** Exercise details **
Work out how many lines of the records hold the string "hình", and reply with that number alone.

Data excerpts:

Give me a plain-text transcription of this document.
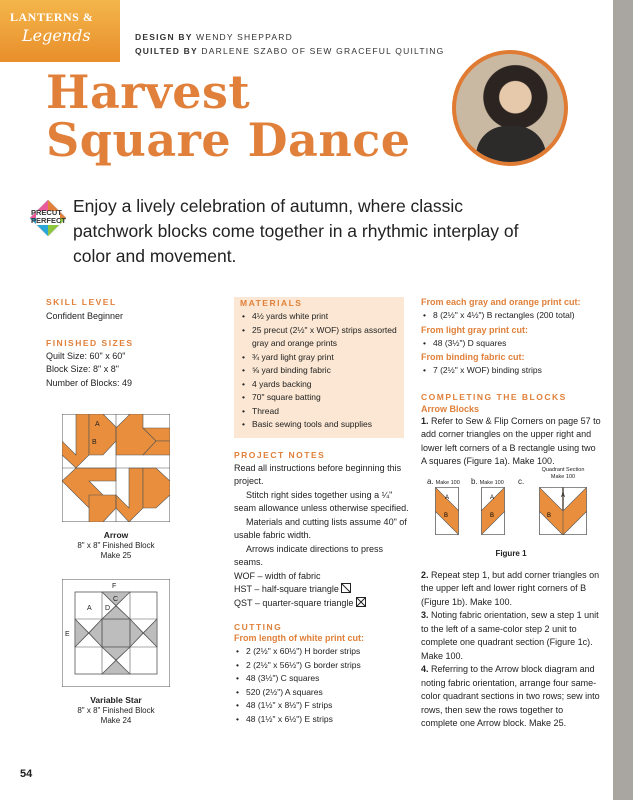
LANTERNS &
Legends	DESIGN BY WENDY SHEPPARD
QUILTED BY DARLENE SZABO OF SEW GRACEFUL QUILTING
Harvest
Square Dance
PRECUT
PERFECT
Enjoy a lively celebration of autumn, where classic patchwork blocks come together in a rhythmic interplay of color and movement.
SKILL LEVEL
Confident Beginner
FINISHED SIZES
Quilt Size: 60" x 60"
Block Size: 8" x 8"
Number of Blocks: 49
A
B
Arrow
8" x 8" Finished Block
Make 25
F
C
A D
E
Variable Star
8" x 8" Finished Block
Make 24
MATERIALS
• 4½ yards white print
• 25 precut (2½" x WOF) strips assorted gray and orange prints
• ¾ yard light gray print
• ⅝ yard binding fabric
• 4 yards backing
• 70" square batting
• Thread
• Basic sewing tools and supplies
PROJECT NOTES
Read all instructions before beginning this project.
Stitch right sides together using a ¼" seam allowance unless otherwise specified.
Materials and cutting lists assume 40" of usable fabric width.
Arrows indicate directions to press seams.
WOF – width of fabric
HST – half-square triangle
QST – quarter-square triangle
CUTTING
From length of white print cut:
• 2 (2½" x 60½") H border strips
• 2 (2½" x 56½") G border strips
• 48 (3½") C squares
• 520 (2½") A squares
• 48 (1½" x 8½") F strips
• 48 (1½" x 6½") E strips
From each gray and orange print cut:
• 8 (2½" x 4½") B rectangles (200 total)
From light gray print cut:
• 48 (3½") D squares
From binding fabric cut:
• 7 (2½" x WOF) binding strips
COMPLETING THE BLOCKS
Arrow Blocks
1. Refer to Sew & Flip Corners on page 57 to add corner triangles on the upper right and lower left corners of a B rectangle using two A squares (Figure 1a). Make 100.
a. Make 100 b. Make 100 c.
Quadrant Section
Make 100
A
B
A
B
A
B
Figure 1
2. Repeat step 1, but add corner triangles on the upper left and lower right corners of B (Figure 1b). Make 100.
3. Noting fabric orientation, sew a step 1 unit to the left of a same-color step 2 unit to complete one quadrant section (Figure 1c). Make 100.
4. Referring to the Arrow block diagram and noting fabric orientation, arrange four same-color quadrant sections in two rows; sew into rows, then sew the rows together to complete one Arrow block. Make 25.
54	PassionForum.ru
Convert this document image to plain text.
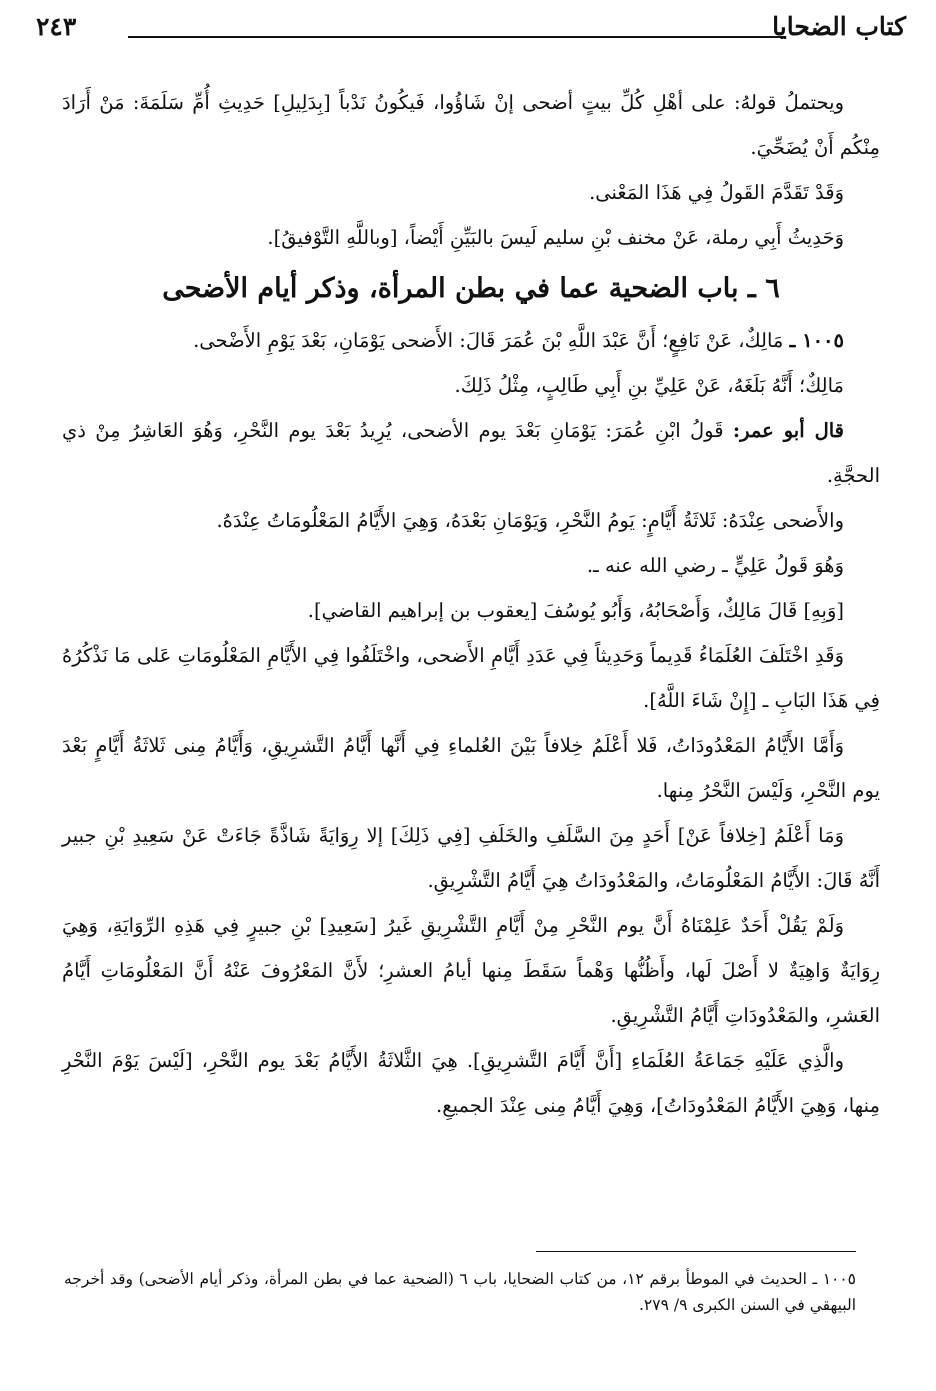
كتاب الضحايا
٢٤٣

ويحتملُ قولهُ: على أهْلِ كُلِّ بيتٍ أضحى إنْ شَاؤُوا، فَيكُونُ نَدْباً [بِدَلِيلِ] حَدِيثِ أُمِّ سَلَمَةَ: مَنْ أَرَادَ مِنْكُم أَنْ يُضَحِّيَ.

وَقَدْ تَقَدَّمَ القَولُ فِي هَذَا المَعْنى.

وَحَدِيثُ أَبِي رملة، عَنْ مخنف بْنِ سليم لَيسَ بالبَيِّنِ أَيْضاً، [وباللَّهِ التَّوْفيقُ].

٦ ـ باب الضحية عما في بطن المرأة، وذكر أيام الأضحى

١٠٠٥ ـ مَالِكٌ، عَنْ نَافِعٍ؛ أَنَّ عَبْدَ اللَّهِ بْنَ عُمَرَ قَالَ: الأَضحى يَوْمَانِ، بَعْدَ يَوْمِ الأَضْحى.

مَالِكٌ؛ أَنَّهُ بَلَغَهُ، عَنْ عَلِيِّ بنِ أَبِي طَالِبٍ، مِثْلُ ذَلِكَ.

قال أبو عمر: قَولُ ابْنِ عُمَرَ: يَوْمَانِ بَعْدَ يوم الأضحى، يُرِيدُ بَعْدَ يوم النَّحْرِ، وَهُوَ العَاشِرُ مِنْ ذي الحجَّةِ.

والأَضحى عِنْدَهُ: ثَلاثَةُ أَيَّامٍ: يَومُ النَّحْرِ، وَيَوْمَانِ بَعْدَهُ، وَهِيَ الأَيَّامُ المَعْلُومَاتُ عِنْدَهُ.

وَهُوَ قَولُ عَلِيٍّ ـ رضي الله عنه ـ.

[وَبِهِ] قَالَ مَالِكٌ، وَأَصْحَابُهُ، وَأَبُو يُوسُفَ [يعقوب بن إبراهيم القاضي].

وَقَدِ اخْتَلَفَ العُلَمَاءُ قَدِيماً وَحَدِيثاً فِي عَدَدِ أَيَّامِ الأَضحى، واخْتَلَفُوا فِي الأَيَّامِ المَعْلُومَاتِ عَلى مَا نَذْكُرُهُ فِي هَذَا البَابِ ـ [إِنْ شَاءَ اللَّهُ].

وَأَمَّا الأَيَّامُ المَعْدُودَاتُ، فَلا أَعْلَمُ خِلافاً بَيْنَ العُلماءِ فِي أَنَّها أَيَّامُ التَّشرِيقِ، وَأَيَّامُ مِنى ثَلاثَةُ أَيَّامٍ بَعْدَ يوم النَّحْرِ، وَلَيْسَ النَّحْرُ مِنها.

وَمَا أَعْلَمُ [خِلافاً عَنْ] أَحَدٍ مِنَ السَّلَفِ والخَلَفِ [فِي ذَلِكَ] إلا رِوَايَةً شَاذَّةً جَاءَتْ عَنْ سَعِيدِ بْنِ جبير أَنَّهُ قَالَ: الأَيَّامُ المَعْلُومَاتُ، والمَعْدُودَاتُ هِيَ أَيَّامُ التَّشْرِيقِ.

وَلَمْ يَقُلْ أَحَدٌ عَلِمْنَاهُ أَنَّ يوم النَّحْرِ مِنْ أَيَّامِ التَّشْرِيقِ غَيرُ [سَعِيدِ] بْنِ جبيرٍ فِي هَذِهِ الرِّوَايَةِ، وَهِيَ رِوَايَةٌ وَاهِيَةٌ لا أَصْلَ لَها، وأَظُنُّها وَهْماً سَقَطَ مِنها أيامُ العشرِ؛ لأَنَّ المَعْرُوفَ عَنْهُ أَنَّ المَعْلُومَاتِ أَيَّامُ العَشرِ، والمَعْدُودَاتِ أَيَّامُ التَّشْرِيقِ.

والَّذِي عَلَيْهِ جَمَاعَةُ العُلَمَاءِ [أَنَّ أَيَّامَ التَّشرِيقِ]. هِيَ الثَّلاثَةُ الأَيَّامُ بَعْدَ يوم النَّحْرِ، [لَيْسَ يَوْمَ النَّحْرِ مِنها، وَهِيَ الأَيَّامُ المَعْدُودَاتُ]، وَهِيَ أَيَّامُ مِنى عِنْدَ الجميعِ.

١٠٠٥ ـ الحديث في الموطأ برقم ١٢، من كتاب الضحايا، باب ٦ (الضحية عما في بطن المرأة، وذكر أيام الأضحى) وقد أخرجه البيهقي في السنن الكبرى ٩/ ٢٧٩.
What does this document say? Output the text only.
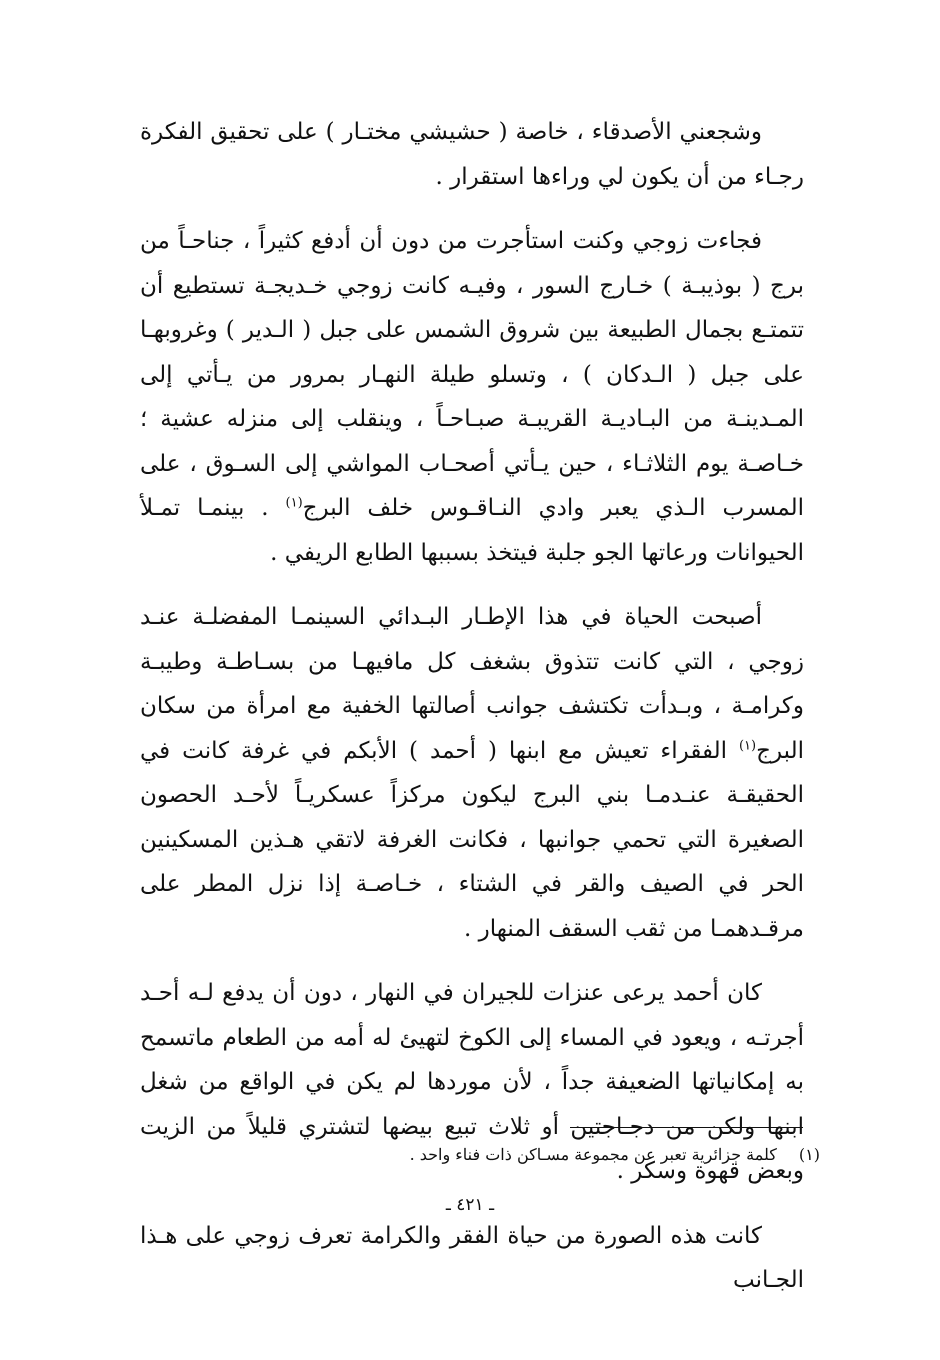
وشجعني الأصدقاء ، خاصة ( حشيشي مختـار ) على تحقيق الفكرة رجـاء من أن يكون لي وراءها استقرار .

فجاءت زوجي وكنت استأجرت من دون أن أدفع كثيراً ، جناحـاً من برج ( بوذيبـة ) خـارج السور ، وفيـه كانت زوجي خـديجـة تستطيع أن تتمتـع بجمال الطبيعة بين شروق الشمس على جبل ( الـدير ) وغروبهـا على جبل ( الـدكان ) ، وتسلو طيلة النهـار بمرور من يـأتي إلى المـدينـة من البـاديـة القريبـة صبـاحـاً ، وينقلب إلى منزله عشية ؛ خـاصـة يوم الثلاثـاء ، حين يـأتي أصحـاب المواشي إلى السـوق ، على المسرب الـذي يعبر وادي النـاقـوس خلف البرج$^{(١)}$ . بينمـا تمـلأ الحيوانات ورعاتها الجو جلبة فيتخذ بسببها الطابع الريفي .

أصبحت الحياة في هذا الإطـار البـدائي السينمـا المفضلـة عنـد زوجي ، التي كانت تتذوق بشغف كل مافيهـا من بسـاطـة وطيبـة وكرامـة ، وبـدأت تكتشف جوانب أصالتها الخفية مع امرأة من سكان البرج$^{(١)}$ الفقراء تعيش مع ابنها ( أحمد ) الأبكم في غرفة كانت في الحقيقـة عنـدمـا بني البرج ليكون مركزاً عسكريـاً لأحـد الحصون الصغيرة التي تحمي جوانبها ، فكانت الغرفة لاتقي هـذين المسكينين الحر في الصيف والقر في الشتاء ، خـاصـة إذا نزل المطر على مرقـدهمـا من ثقب السقف المنهار .

كان أحمد يرعى عنزات للجيران في النهار ، دون أن يدفع لـه أحـد أجرتـه ، ويعود في المساء إلى الكوخ لتهيئ له أمه من الطعام ماتسمح به إمكانياتها الضعيفة جداً ، لأن موردها لم يكن في الواقع من شغل ابنها ولكن من دجـاجتين أو ثلاث تبيع بيضها لتشتري قليلاً من الزيت وبعض قهوة وسكر .

كانت هذه الصورة من حياة الفقر والكرامة تعرف زوجي على هـذا الجـانب

(١)كلمة جزائرية تعبر عن مجموعة مسـاكن ذات فناء واحد .
ـ ٤٢١ ـ
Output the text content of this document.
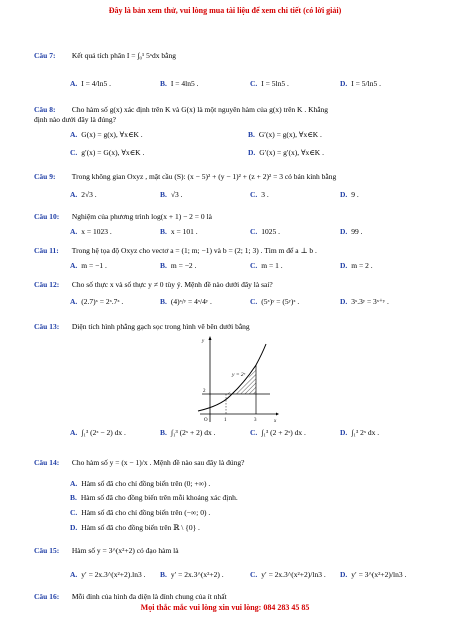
Đây là bản xem thử, vui lòng mua tài liệu để xem chi tiết (có lời giải)
Câu 7: Kết quả tích phân I = ∫₀¹ 5ˣdx bằng
A. I = 4/ln5 .	B. I = 4ln5 .	C. I = 5ln5 .	D. I = 5/ln5 .
Câu 8: Cho hàm số g(x) xác định trên K và G(x) là một nguyên hàm của g(x) trên K . Khẳng
định nào dưới đây là đúng?
A. G(x) = g(x), ∀x∈K .	B. G′(x) = g(x), ∀x∈K .
C. g′(x) = G(x), ∀x∈K .	D. G′(x) = g′(x), ∀x∈K .
Câu 9: Trong không gian Oxyz , mặt cầu (S): (x − 5)² + (y − 1)² + (z + 2)² = 3 có bán kính bằng
A. 2√3 .	B. √3 .	C. 3 .	D. 9 .
Câu 10: Nghiệm của phương trình log(x + 1) − 2 = 0 là
A. x = 1023 .	B. x = 101 .	C. 1025 .	D. 99 .
Câu 11: Trong hệ tọa độ Oxyz cho vectơ a = (1; m; −1) và b = (2; 1; 3) . Tìm m để a ⊥ b .
A. m = −1 .	B. m = −2 .	C. m = 1 .	D. m = 2 .
Câu 12: Cho số thực x và số thực y ≠ 0 tùy ý. Mệnh đề nào dưới đây là sai?
A. (2.7)ˣ = 2ˣ.7ˣ .	B. (4)ˣ/ʸ = 4ˣ/4ʸ .	C. (5ˣ)ʸ = (5ʸ)ˣ .	D. 3ˣ.3ʸ = 3ˣ⁺ʸ .
Câu 13: Diện tích hình phẳng gạch sọc trong hình vẽ bên dưới bằng
2
y = 2ˣ
O	1	3	x
y
A. ∫₁³ (2ˣ − 2) dx .	B. ∫₁³ (2ˣ + 2) dx .	C. ∫₁³ (2 + 2ˣ) dx .	D. ∫₁³ 2ˣ dx .
Câu 14: Cho hàm số y = (x − 1)/x . Mệnh đề nào sau đây là đúng?
A. Hàm số đã cho chỉ đồng biến trên (0; +∞) .
B. Hàm số đã cho đồng biến trên mỗi khoảng xác định.
C. Hàm số đã cho chỉ đồng biến trên (−∞; 0) .
D. Hàm số đã cho đồng biến trên ℝ \ {0} .
Câu 15: Hàm số y = 3^(x²+2) có đạo hàm là
A. y′ = 2x.3^(x²+2).ln3 .	B. y′ = 2x.3^(x²+2) .	C. y′ = 2x.3^(x²+2)/ln3 .	D. y′ = 3^(x²+2)/ln3 .
Câu 16: Mỗi đỉnh của hình đa diện là đỉnh chung của ít nhất
Mọi thắc mắc vui lòng xin vui lòng: 084 283 45 85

** Task result **
2